> _RECORDS PROVIDED_
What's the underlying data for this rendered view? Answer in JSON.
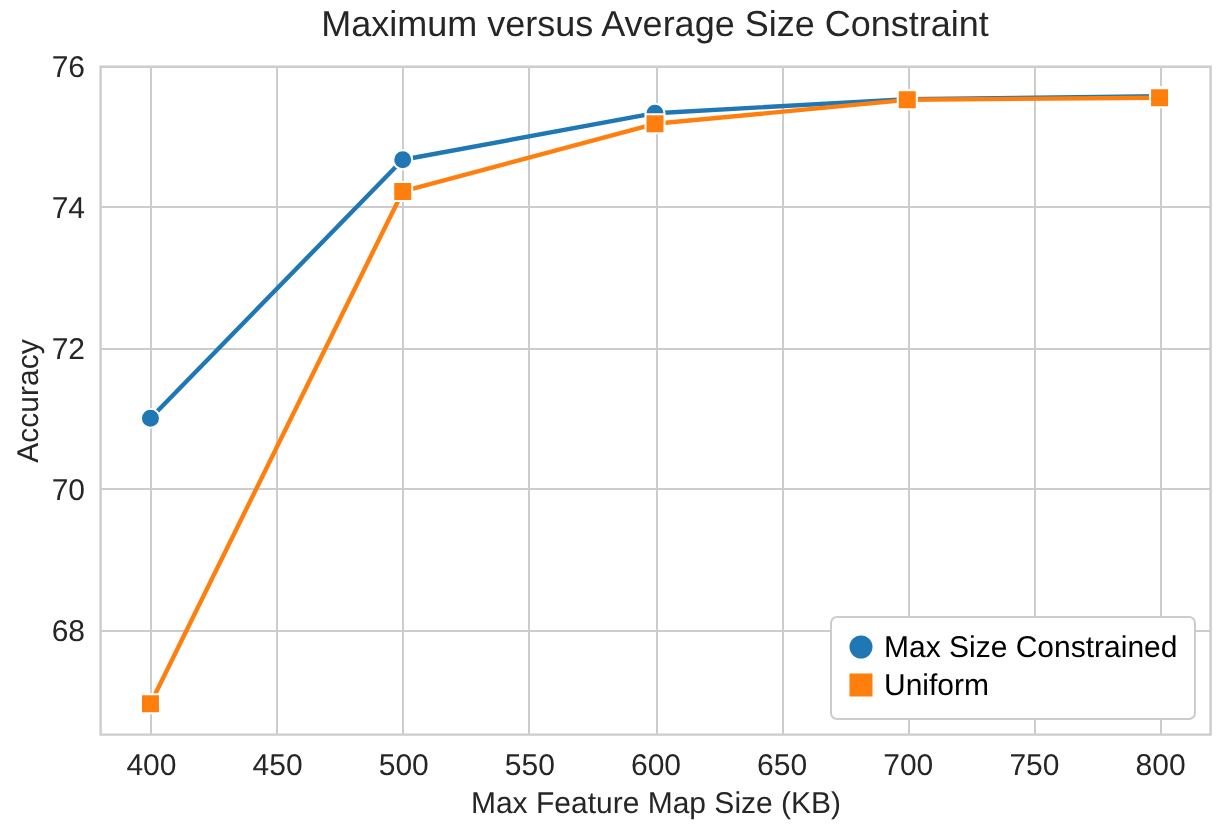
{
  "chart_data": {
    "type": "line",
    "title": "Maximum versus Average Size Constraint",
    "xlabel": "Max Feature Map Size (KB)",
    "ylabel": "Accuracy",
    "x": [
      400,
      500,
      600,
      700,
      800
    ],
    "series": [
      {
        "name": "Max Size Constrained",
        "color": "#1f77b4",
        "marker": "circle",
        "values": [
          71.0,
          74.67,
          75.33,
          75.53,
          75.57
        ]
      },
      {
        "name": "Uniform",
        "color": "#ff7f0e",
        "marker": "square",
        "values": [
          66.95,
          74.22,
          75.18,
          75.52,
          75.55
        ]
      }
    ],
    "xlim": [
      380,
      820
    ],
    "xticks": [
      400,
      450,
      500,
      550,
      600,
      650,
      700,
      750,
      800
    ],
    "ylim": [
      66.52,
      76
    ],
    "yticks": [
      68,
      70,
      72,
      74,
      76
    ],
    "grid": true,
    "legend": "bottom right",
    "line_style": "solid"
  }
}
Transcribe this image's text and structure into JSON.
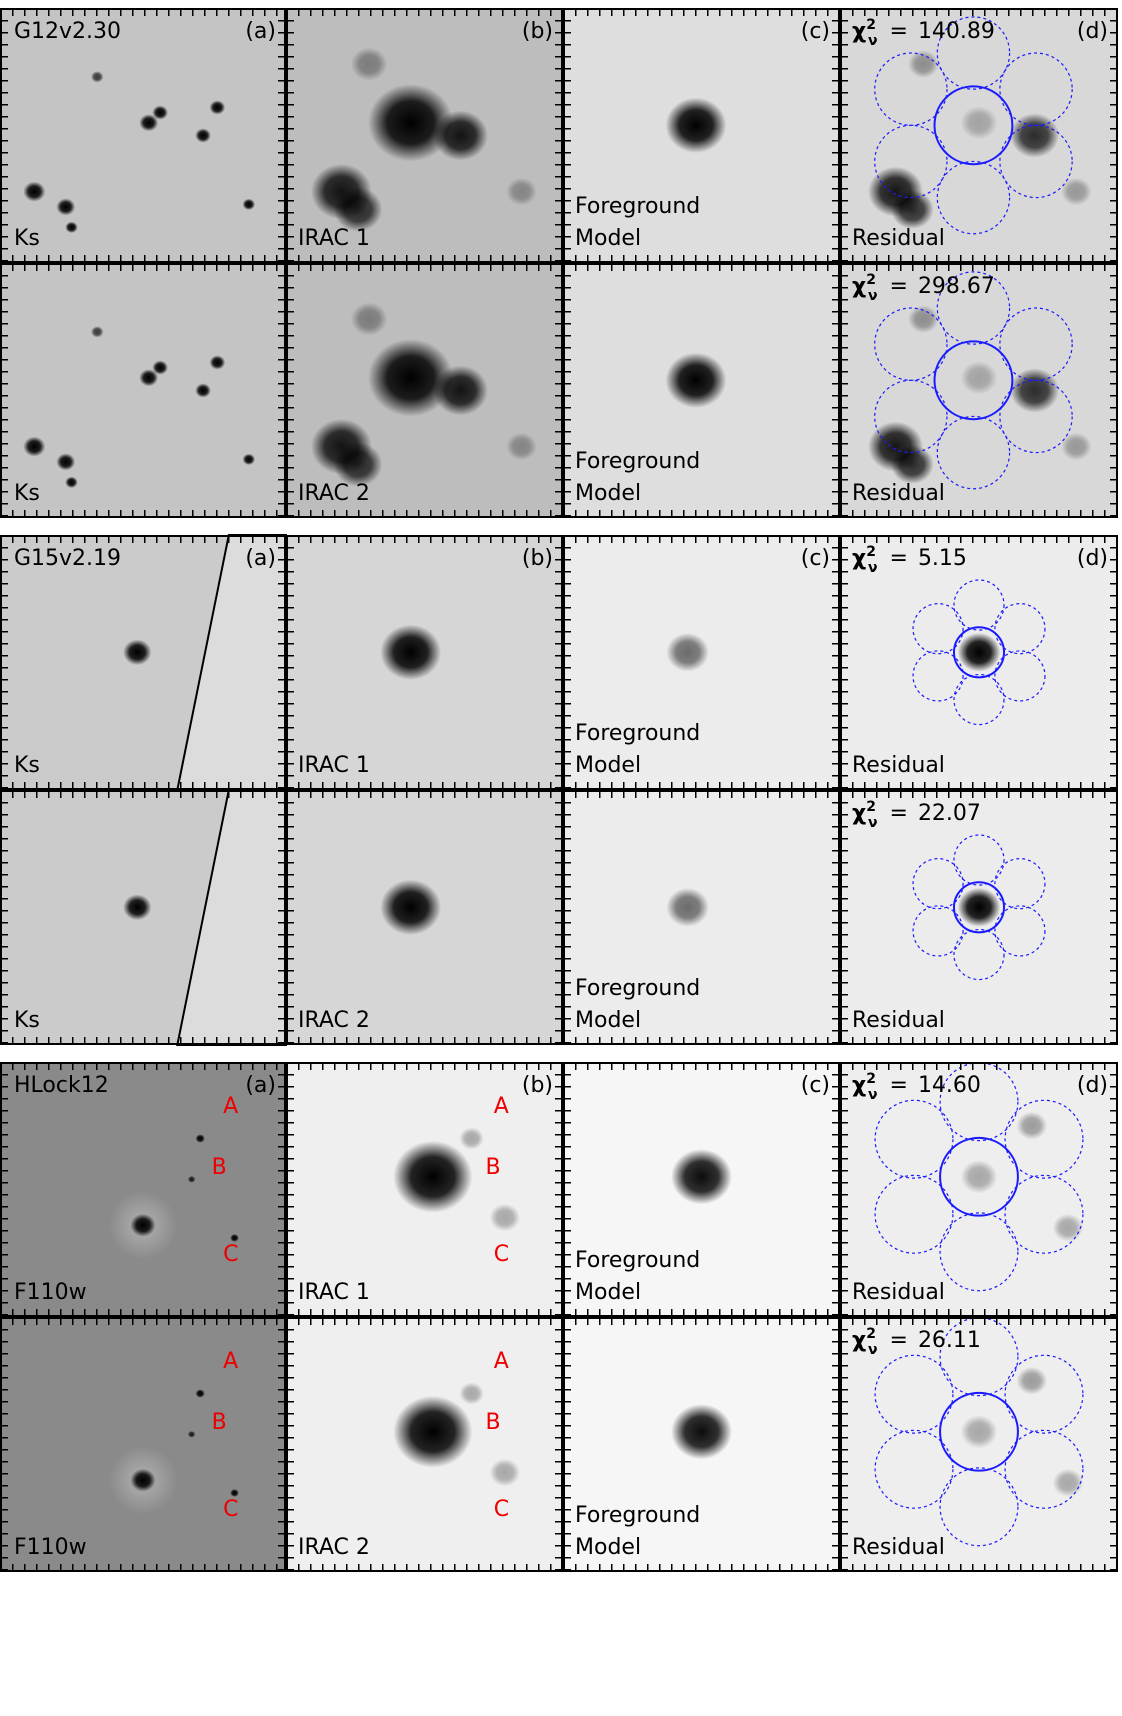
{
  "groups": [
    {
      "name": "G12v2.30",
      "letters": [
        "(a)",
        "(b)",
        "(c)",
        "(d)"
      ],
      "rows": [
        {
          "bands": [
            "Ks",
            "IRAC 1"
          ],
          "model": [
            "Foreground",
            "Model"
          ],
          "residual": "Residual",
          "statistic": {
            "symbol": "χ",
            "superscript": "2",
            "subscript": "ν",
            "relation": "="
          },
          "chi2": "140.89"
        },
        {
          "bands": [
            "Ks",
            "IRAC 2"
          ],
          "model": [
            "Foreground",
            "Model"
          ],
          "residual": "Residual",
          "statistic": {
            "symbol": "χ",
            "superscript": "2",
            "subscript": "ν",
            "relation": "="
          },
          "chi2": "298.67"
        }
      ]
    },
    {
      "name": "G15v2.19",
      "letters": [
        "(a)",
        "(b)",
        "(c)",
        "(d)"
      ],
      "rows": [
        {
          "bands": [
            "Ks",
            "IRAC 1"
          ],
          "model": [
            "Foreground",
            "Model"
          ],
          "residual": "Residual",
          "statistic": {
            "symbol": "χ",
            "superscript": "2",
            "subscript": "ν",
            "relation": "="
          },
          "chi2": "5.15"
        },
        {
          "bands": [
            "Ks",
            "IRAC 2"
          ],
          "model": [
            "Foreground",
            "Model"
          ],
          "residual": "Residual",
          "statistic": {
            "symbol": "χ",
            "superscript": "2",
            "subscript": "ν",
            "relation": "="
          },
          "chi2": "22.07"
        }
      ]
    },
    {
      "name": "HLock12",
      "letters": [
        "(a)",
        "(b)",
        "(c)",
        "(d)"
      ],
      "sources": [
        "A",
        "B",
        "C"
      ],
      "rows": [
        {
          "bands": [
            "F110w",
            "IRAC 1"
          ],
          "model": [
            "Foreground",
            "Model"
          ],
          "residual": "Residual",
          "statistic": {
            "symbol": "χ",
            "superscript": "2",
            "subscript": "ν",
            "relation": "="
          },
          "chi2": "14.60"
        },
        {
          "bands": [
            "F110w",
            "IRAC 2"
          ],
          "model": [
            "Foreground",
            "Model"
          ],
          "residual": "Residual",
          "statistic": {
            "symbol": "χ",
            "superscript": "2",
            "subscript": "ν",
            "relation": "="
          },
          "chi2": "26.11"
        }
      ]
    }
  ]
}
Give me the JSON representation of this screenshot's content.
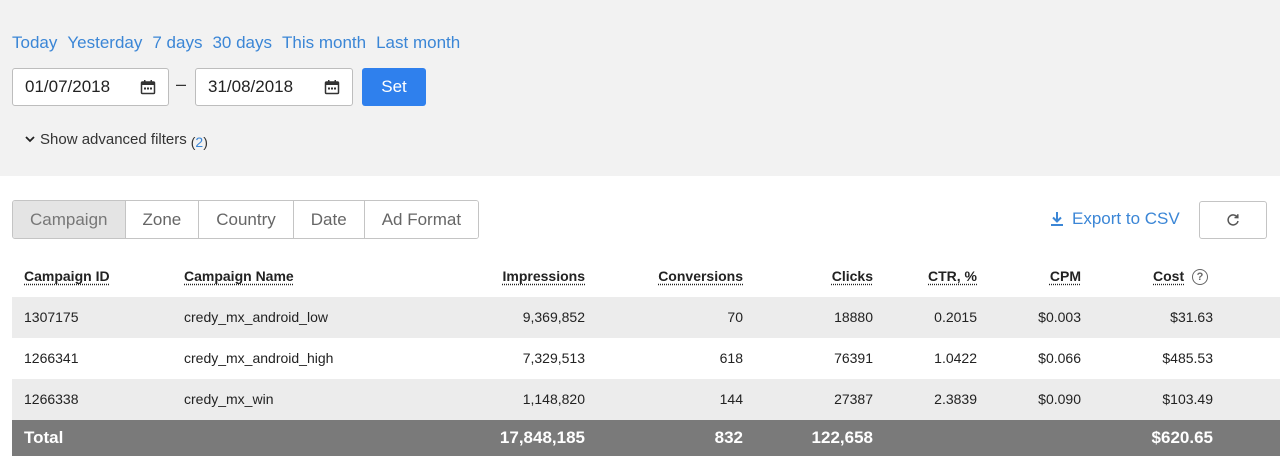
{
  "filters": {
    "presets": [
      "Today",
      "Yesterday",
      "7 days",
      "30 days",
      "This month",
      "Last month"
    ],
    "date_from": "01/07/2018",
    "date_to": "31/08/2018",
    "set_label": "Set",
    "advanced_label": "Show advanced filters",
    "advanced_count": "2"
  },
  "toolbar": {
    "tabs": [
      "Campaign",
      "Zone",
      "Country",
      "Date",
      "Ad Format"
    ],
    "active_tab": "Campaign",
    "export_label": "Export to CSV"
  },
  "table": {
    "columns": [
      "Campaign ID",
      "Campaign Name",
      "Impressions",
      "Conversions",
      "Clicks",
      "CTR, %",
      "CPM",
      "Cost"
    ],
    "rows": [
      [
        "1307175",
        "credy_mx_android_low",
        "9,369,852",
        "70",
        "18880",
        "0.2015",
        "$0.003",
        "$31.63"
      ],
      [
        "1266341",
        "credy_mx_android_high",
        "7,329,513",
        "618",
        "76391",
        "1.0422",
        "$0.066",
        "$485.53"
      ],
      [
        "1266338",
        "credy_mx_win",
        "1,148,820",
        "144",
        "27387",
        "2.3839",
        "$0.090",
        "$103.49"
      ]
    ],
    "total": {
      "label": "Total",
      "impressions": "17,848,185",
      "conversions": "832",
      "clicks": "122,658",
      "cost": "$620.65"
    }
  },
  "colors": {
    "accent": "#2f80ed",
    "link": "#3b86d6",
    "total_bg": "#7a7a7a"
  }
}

> _WRITTEN REQUEST_
Transcribe every entry word for word, but skip the pictures.

> _SOLUTION TO THE EXERCISE_
What's the underlying data for this rendered view? Answer in JSON.
{
  "chart_data": {
    "type": "line",
    "title": "Maximum versus Average Size Constraint",
    "xlabel": "Max Feature Map Size (KB)",
    "ylabel": "Accuracy",
    "x": [
      400,
      500,
      600,
      700,
      800
    ],
    "series": [
      {
        "name": "Max Size Constrained",
        "color": "#1f77b4",
        "marker": "circle",
        "values": [
          71.0,
          74.67,
          75.33,
          75.53,
          75.57
        ]
      },
      {
        "name": "Uniform",
        "color": "#ff7f0e",
        "marker": "square",
        "values": [
          66.95,
          74.22,
          75.18,
          75.52,
          75.55
        ]
      }
    ],
    "xlim": [
      380,
      820
    ],
    "xticks": [
      400,
      450,
      500,
      550,
      600,
      650,
      700,
      750,
      800
    ],
    "ylim": [
      66.52,
      76
    ],
    "yticks": [
      68,
      70,
      72,
      74,
      76
    ],
    "grid": true,
    "legend": "bottom right",
    "line_style": "solid"
  }
}
Transcribe this image's text and structure into JSON.
{
  "groups": [
    {
      "name": "G12v2.30",
      "letters": [
        "(a)",
        "(b)",
        "(c)",
        "(d)"
      ],
      "rows": [
        {
          "bands": [
            "Ks",
            "IRAC 1"
          ],
          "model": [
            "Foreground",
            "Model"
          ],
          "residual": "Residual",
          "statistic": {
            "symbol": "χ",
            "superscript": "2",
            "subscript": "ν",
            "relation": "="
          },
          "chi2": "140.89"
        },
        {
          "bands": [
            "Ks",
            "IRAC 2"
          ],
          "model": [
            "Foreground",
            "Model"
          ],
          "residual": "Residual",
          "statistic": {
            "symbol": "χ",
            "superscript": "2",
            "subscript": "ν",
            "relation": "="
          },
          "chi2": "298.67"
        }
      ]
    },
    {
      "name": "G15v2.19",
      "letters": [
        "(a)",
        "(b)",
        "(c)",
        "(d)"
      ],
      "rows": [
        {
          "bands": [
            "Ks",
            "IRAC 1"
          ],
          "model": [
            "Foreground",
            "Model"
          ],
          "residual": "Residual",
          "statistic": {
            "symbol": "χ",
            "superscript": "2",
            "subscript": "ν",
            "relation": "="
          },
          "chi2": "5.15"
        },
        {
          "bands": [
            "Ks",
            "IRAC 2"
          ],
          "model": [
            "Foreground",
            "Model"
          ],
          "residual": "Residual",
          "statistic": {
            "symbol": "χ",
            "superscript": "2",
            "subscript": "ν",
            "relation": "="
          },
          "chi2": "22.07"
        }
      ]
    },
    {
      "name": "HLock12",
      "letters": [
        "(a)",
        "(b)",
        "(c)",
        "(d)"
      ],
      "sources": [
        "A",
        "B",
        "C"
      ],
      "rows": [
        {
          "bands": [
            "F110w",
            "IRAC 1"
          ],
          "model": [
            "Foreground",
            "Model"
          ],
          "residual": "Residual",
          "statistic": {
            "symbol": "χ",
            "superscript": "2",
            "subscript": "ν",
            "relation": "="
          },
          "chi2": "14.60"
        },
        {
          "bands": [
            "F110w",
            "IRAC 2"
          ],
          "model": [
            "Foreground",
            "Model"
          ],
          "residual": "Residual",
          "statistic": {
            "symbol": "χ",
            "superscript": "2",
            "subscript": "ν",
            "relation": "="
          },
          "chi2": "26.11"
        }
      ]
    }
  ]
}
Give me the JSON representation of this screenshot's content.
{
  "filters": {
    "presets": [
      "Today",
      "Yesterday",
      "7 days",
      "30 days",
      "This month",
      "Last month"
    ],
    "date_from": "01/07/2018",
    "date_to": "31/08/2018",
    "set_label": "Set",
    "advanced_label": "Show advanced filters",
    "advanced_count": "2"
  },
  "toolbar": {
    "tabs": [
      "Campaign",
      "Zone",
      "Country",
      "Date",
      "Ad Format"
    ],
    "active_tab": "Campaign",
    "export_label": "Export to CSV"
  },
  "table": {
    "columns": [
      "Campaign ID",
      "Campaign Name",
      "Impressions",
      "Conversions",
      "Clicks",
      "CTR, %",
      "CPM",
      "Cost"
    ],
    "rows": [
      [
        "1307175",
        "credy_mx_android_low",
        "9,369,852",
        "70",
        "18880",
        "0.2015",
        "$0.003",
        "$31.63"
      ],
      [
        "1266341",
        "credy_mx_android_high",
        "7,329,513",
        "618",
        "76391",
        "1.0422",
        "$0.066",
        "$485.53"
      ],
      [
        "1266338",
        "credy_mx_win",
        "1,148,820",
        "144",
        "27387",
        "2.3839",
        "$0.090",
        "$103.49"
      ]
    ],
    "total": {
      "label": "Total",
      "impressions": "17,848,185",
      "conversions": "832",
      "clicks": "122,658",
      "cost": "$620.65"
    }
  },
  "colors": {
    "accent": "#2f80ed",
    "link": "#3b86d6",
    "total_bg": "#7a7a7a"
  }
}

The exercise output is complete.